== TASK OBJECTIVE ==
Pull out from the material below all lines with "进货时间".
--- SOURCE DATA ---
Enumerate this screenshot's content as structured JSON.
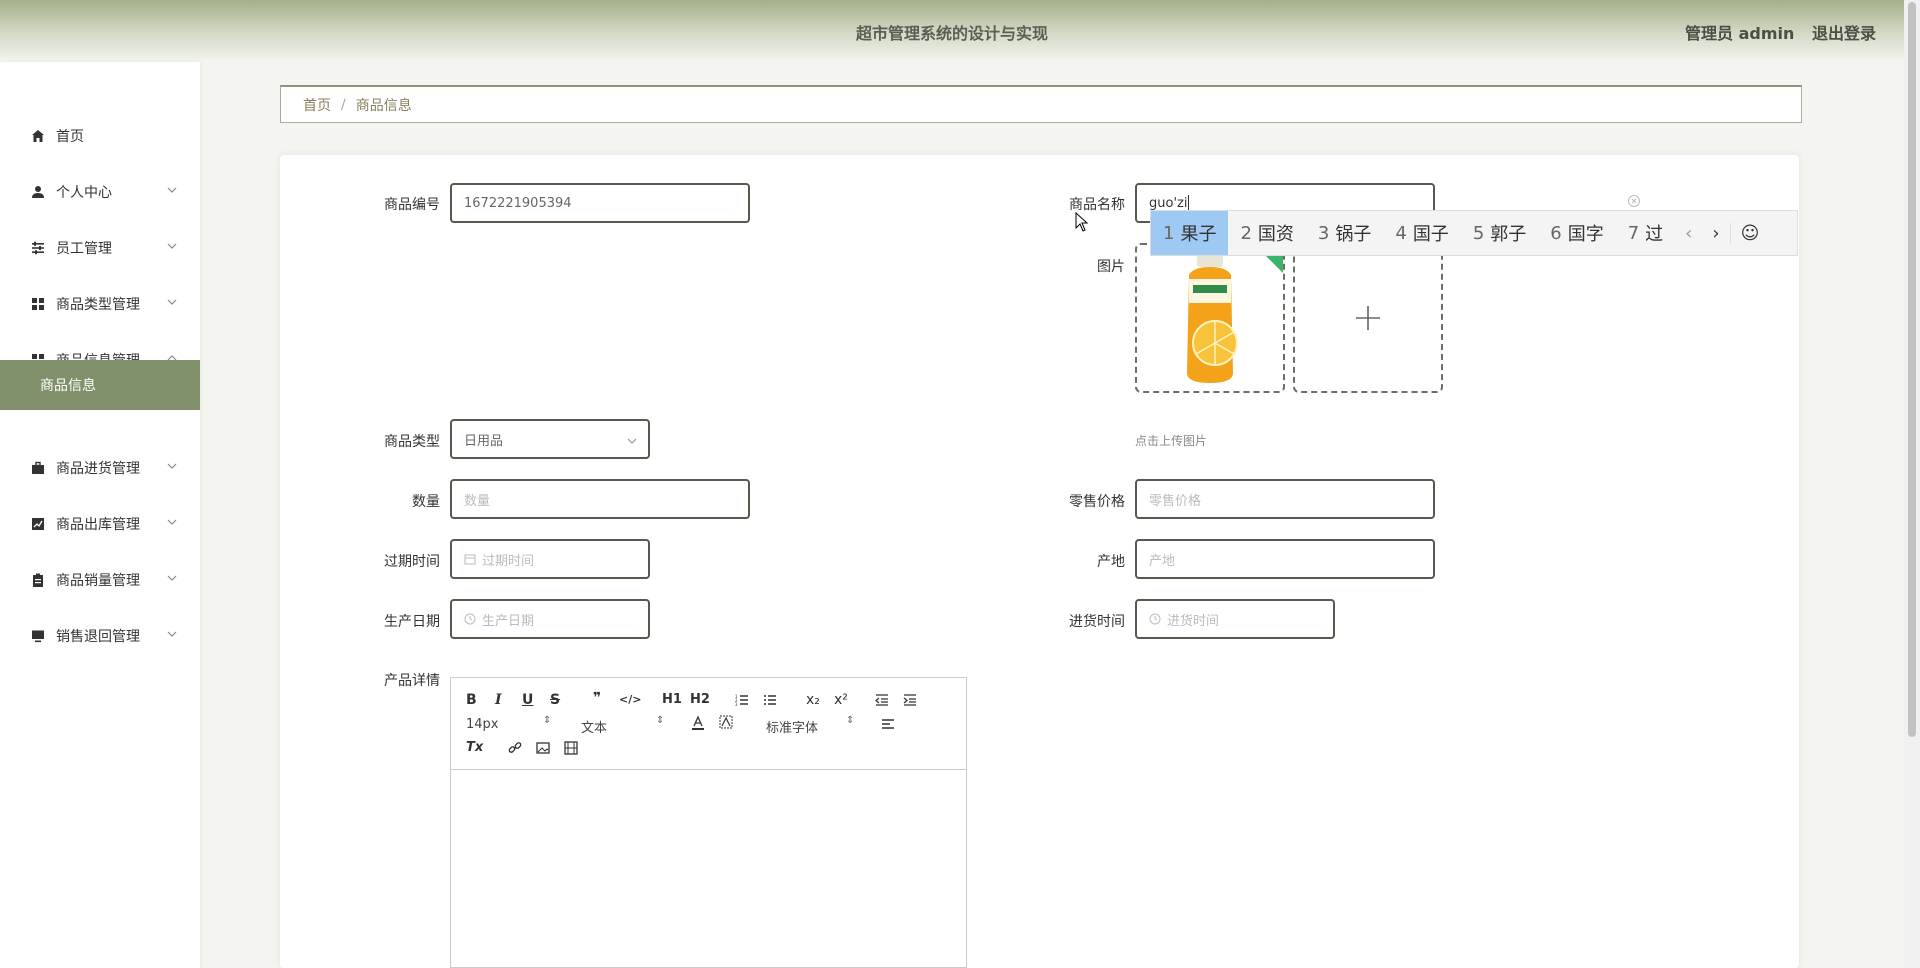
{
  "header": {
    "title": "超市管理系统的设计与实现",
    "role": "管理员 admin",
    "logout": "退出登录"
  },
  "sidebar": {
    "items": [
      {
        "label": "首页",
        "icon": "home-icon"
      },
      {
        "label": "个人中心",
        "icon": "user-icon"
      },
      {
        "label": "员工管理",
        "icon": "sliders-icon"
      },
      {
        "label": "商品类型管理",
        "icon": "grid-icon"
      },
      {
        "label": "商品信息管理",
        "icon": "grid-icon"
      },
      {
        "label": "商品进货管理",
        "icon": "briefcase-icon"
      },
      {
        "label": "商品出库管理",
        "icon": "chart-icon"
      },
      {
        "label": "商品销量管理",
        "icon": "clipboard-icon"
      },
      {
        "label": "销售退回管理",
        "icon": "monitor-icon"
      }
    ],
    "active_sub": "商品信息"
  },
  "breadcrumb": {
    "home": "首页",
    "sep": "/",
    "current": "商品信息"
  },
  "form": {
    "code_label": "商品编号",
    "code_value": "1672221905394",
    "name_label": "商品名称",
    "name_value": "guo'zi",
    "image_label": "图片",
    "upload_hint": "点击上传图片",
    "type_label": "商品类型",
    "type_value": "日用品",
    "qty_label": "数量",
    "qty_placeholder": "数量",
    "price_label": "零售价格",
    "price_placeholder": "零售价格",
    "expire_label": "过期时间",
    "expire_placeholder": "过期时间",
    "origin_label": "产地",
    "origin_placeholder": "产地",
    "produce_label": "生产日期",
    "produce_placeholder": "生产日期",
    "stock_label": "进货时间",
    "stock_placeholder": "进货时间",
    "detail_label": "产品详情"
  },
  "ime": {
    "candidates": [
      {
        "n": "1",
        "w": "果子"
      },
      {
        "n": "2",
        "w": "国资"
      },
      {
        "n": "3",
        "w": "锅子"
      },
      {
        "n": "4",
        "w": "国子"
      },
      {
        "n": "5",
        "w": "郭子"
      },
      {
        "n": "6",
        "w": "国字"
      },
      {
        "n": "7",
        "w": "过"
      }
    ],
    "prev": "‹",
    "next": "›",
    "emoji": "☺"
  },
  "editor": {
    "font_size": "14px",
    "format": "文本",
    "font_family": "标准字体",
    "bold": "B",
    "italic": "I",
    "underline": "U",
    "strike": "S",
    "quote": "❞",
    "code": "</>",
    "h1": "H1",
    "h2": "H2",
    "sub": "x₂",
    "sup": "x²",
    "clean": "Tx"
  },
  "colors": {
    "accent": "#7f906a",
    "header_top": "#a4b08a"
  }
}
---
--- SOURCE DATA ---
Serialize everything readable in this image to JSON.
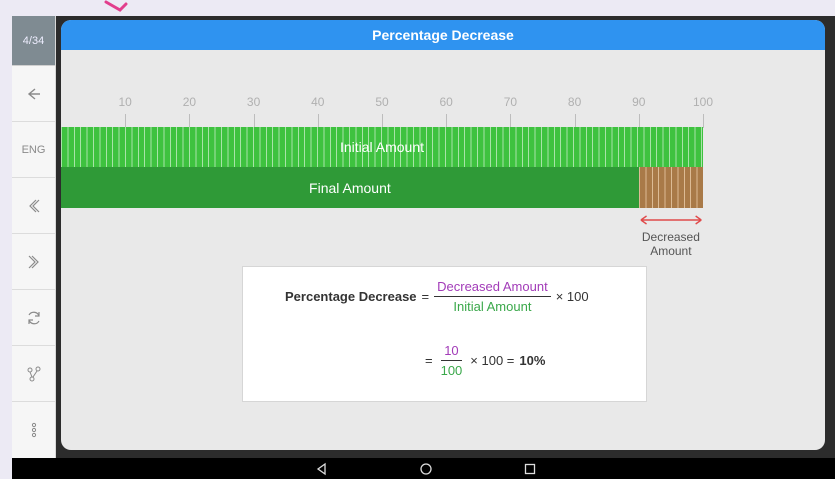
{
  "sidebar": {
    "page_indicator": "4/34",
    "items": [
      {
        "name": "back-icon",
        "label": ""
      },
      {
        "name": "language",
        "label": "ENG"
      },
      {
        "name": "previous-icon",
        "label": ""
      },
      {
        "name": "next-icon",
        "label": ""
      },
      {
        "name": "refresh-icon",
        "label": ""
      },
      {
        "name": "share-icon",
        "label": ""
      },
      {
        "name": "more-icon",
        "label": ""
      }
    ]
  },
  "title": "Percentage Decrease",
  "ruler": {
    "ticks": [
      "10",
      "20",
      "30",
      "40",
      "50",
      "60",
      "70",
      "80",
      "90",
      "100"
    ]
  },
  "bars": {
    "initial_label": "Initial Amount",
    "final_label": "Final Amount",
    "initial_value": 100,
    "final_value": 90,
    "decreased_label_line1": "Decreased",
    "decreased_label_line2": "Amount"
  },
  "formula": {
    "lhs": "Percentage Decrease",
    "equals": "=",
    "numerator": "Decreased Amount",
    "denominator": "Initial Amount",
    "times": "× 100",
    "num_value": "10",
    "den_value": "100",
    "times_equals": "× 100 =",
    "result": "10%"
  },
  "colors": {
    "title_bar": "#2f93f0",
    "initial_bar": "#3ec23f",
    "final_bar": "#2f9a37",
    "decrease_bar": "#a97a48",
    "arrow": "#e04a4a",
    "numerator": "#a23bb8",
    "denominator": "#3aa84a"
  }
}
---
== RIGHT ANSWER ==
    "stock_label": "进货时间",
    "stock_placeholder": "进货时间",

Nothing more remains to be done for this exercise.